What you are asked to do: Select, from the material below, each line with "Administrator" in it.

Data records:

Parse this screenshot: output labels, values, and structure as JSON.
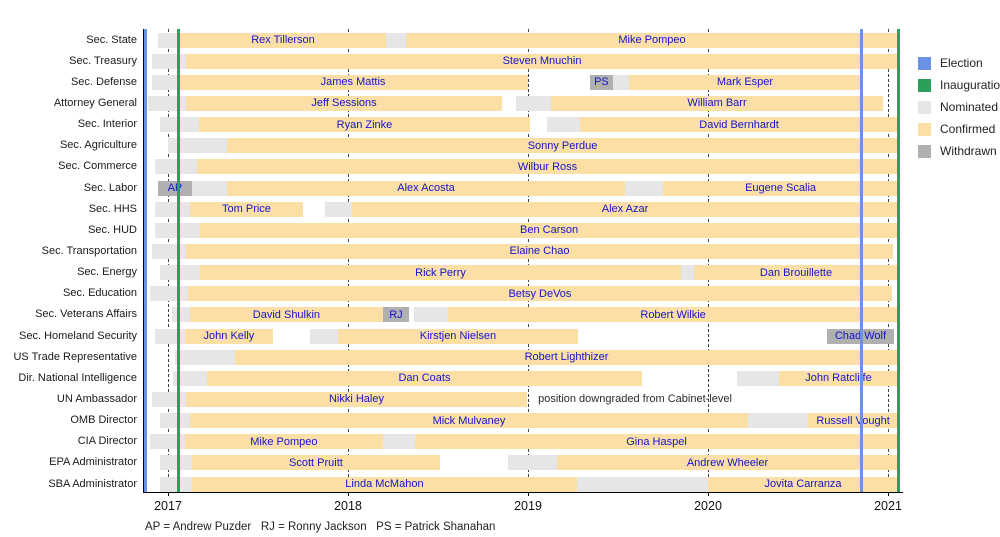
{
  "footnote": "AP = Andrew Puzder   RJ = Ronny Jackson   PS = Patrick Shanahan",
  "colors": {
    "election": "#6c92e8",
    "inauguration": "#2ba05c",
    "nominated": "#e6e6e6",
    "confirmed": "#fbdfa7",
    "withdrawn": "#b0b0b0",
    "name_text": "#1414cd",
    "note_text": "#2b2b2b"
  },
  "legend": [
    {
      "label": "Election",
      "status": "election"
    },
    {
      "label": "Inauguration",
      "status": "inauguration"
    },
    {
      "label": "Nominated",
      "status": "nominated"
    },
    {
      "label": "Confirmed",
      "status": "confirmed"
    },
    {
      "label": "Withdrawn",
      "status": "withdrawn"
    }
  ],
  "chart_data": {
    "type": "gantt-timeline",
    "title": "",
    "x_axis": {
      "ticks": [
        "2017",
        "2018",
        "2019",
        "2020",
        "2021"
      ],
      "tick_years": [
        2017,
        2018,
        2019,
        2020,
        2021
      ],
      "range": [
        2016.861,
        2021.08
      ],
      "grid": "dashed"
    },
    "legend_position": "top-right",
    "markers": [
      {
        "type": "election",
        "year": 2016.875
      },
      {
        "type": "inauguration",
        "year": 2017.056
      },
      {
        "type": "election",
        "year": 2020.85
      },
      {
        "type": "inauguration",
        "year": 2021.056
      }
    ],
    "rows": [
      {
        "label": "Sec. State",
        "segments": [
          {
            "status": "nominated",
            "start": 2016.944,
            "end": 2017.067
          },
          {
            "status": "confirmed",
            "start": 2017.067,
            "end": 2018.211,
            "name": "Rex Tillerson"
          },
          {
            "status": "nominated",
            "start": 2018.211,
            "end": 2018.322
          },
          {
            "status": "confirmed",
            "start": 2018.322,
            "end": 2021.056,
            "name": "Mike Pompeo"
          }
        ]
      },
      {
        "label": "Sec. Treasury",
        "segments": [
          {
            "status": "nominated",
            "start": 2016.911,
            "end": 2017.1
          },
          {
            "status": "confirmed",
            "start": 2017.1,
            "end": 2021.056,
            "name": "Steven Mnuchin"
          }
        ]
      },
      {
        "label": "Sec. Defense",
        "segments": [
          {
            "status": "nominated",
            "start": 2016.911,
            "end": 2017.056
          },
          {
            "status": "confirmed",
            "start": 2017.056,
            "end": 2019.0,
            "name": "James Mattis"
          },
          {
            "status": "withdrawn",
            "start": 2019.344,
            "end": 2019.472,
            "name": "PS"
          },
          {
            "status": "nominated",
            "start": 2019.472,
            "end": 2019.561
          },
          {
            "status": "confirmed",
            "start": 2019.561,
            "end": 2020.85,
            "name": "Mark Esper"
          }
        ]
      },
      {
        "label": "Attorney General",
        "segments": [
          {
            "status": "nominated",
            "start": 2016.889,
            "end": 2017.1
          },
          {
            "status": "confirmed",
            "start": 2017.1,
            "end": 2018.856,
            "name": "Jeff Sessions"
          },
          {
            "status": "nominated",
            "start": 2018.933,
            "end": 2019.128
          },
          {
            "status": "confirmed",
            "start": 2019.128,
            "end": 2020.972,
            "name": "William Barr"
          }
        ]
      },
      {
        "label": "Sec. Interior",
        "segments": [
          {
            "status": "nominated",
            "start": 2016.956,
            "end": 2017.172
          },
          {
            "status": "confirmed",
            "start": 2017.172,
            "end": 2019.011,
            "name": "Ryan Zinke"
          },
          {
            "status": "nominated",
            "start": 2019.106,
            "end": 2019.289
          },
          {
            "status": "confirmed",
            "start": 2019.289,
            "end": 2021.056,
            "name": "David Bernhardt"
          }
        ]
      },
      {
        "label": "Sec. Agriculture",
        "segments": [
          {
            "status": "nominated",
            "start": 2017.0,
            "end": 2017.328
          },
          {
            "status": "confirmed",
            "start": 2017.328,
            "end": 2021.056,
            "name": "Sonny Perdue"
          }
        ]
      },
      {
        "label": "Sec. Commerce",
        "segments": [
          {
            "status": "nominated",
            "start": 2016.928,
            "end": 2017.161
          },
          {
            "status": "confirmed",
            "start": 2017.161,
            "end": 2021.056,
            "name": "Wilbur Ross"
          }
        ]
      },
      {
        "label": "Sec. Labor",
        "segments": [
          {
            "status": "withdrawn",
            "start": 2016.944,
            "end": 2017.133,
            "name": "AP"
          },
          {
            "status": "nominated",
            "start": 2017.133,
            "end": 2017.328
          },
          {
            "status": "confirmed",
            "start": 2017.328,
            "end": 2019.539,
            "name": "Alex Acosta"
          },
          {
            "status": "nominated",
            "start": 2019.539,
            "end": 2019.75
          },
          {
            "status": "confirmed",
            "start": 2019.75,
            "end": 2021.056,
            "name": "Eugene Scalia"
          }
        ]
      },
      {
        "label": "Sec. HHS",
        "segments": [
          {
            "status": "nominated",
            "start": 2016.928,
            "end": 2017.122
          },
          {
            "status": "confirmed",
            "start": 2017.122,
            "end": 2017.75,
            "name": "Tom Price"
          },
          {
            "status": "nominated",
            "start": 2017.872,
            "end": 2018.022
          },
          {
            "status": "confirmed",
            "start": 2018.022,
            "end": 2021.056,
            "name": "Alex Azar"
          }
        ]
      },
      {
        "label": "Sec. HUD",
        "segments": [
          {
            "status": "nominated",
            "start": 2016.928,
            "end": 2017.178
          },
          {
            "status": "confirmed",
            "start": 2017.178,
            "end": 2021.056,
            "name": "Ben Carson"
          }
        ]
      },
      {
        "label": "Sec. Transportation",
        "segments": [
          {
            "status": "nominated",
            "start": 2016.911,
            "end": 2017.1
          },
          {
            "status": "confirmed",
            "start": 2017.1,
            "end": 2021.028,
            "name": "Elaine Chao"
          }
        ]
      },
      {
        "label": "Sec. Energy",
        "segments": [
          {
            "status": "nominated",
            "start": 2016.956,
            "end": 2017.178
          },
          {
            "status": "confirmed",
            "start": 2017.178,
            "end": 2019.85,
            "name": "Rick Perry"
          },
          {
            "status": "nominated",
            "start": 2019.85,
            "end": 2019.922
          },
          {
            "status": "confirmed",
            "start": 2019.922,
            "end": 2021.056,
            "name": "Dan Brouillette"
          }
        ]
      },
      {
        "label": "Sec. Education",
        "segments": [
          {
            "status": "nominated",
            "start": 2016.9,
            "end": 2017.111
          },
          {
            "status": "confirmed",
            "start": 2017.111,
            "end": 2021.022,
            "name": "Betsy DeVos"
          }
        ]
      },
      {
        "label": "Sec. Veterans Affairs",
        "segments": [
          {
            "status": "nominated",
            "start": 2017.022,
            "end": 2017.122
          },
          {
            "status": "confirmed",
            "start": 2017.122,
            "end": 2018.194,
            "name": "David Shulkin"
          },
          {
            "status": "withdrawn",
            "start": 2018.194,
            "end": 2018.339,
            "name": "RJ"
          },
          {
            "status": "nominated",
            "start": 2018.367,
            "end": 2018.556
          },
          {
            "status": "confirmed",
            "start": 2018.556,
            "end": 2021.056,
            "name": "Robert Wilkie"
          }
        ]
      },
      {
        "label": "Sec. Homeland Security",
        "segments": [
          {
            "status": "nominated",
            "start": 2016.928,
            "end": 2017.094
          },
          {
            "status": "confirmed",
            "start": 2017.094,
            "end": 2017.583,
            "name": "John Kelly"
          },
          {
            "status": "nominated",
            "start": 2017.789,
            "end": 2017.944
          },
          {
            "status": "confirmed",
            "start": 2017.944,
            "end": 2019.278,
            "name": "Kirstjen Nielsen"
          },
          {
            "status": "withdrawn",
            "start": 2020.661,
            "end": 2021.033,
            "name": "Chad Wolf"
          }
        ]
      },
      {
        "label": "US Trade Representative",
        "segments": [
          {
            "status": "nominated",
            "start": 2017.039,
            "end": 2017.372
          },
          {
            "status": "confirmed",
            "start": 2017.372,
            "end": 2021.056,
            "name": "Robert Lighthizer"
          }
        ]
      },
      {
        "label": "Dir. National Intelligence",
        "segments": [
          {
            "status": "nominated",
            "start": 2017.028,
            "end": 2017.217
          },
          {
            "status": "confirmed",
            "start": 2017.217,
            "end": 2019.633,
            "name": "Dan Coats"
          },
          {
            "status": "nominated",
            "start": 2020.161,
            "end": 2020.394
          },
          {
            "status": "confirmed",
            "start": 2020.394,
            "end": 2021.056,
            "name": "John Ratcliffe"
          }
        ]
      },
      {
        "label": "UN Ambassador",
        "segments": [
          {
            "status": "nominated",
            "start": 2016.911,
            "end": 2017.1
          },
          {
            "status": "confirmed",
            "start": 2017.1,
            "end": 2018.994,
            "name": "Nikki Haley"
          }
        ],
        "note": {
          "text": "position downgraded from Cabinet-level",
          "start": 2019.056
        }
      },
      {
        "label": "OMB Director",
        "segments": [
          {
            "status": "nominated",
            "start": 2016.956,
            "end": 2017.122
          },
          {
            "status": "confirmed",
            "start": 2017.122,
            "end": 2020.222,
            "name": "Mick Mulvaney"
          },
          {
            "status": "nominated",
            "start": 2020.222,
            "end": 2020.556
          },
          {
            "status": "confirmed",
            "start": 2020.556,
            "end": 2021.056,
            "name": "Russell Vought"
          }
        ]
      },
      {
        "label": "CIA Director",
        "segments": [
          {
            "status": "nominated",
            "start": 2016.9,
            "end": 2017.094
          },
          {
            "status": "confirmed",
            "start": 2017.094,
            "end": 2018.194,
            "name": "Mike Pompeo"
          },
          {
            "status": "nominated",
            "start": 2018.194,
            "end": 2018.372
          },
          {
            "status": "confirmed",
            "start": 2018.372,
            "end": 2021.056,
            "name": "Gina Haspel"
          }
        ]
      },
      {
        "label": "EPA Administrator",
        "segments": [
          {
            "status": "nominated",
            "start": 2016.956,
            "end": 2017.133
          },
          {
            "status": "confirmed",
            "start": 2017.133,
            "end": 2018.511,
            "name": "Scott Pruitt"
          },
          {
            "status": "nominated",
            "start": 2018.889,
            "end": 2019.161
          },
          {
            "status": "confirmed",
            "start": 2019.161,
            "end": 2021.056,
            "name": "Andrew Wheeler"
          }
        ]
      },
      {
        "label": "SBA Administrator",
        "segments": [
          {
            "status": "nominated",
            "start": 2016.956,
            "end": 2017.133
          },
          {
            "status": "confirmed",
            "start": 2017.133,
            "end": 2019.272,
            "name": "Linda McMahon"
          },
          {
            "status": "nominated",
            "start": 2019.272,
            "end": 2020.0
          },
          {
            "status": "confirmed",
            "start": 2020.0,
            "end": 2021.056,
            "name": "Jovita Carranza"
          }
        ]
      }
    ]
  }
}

Exercise answer:
        "label": "EPA Administrator",
        "label": "SBA Administrator",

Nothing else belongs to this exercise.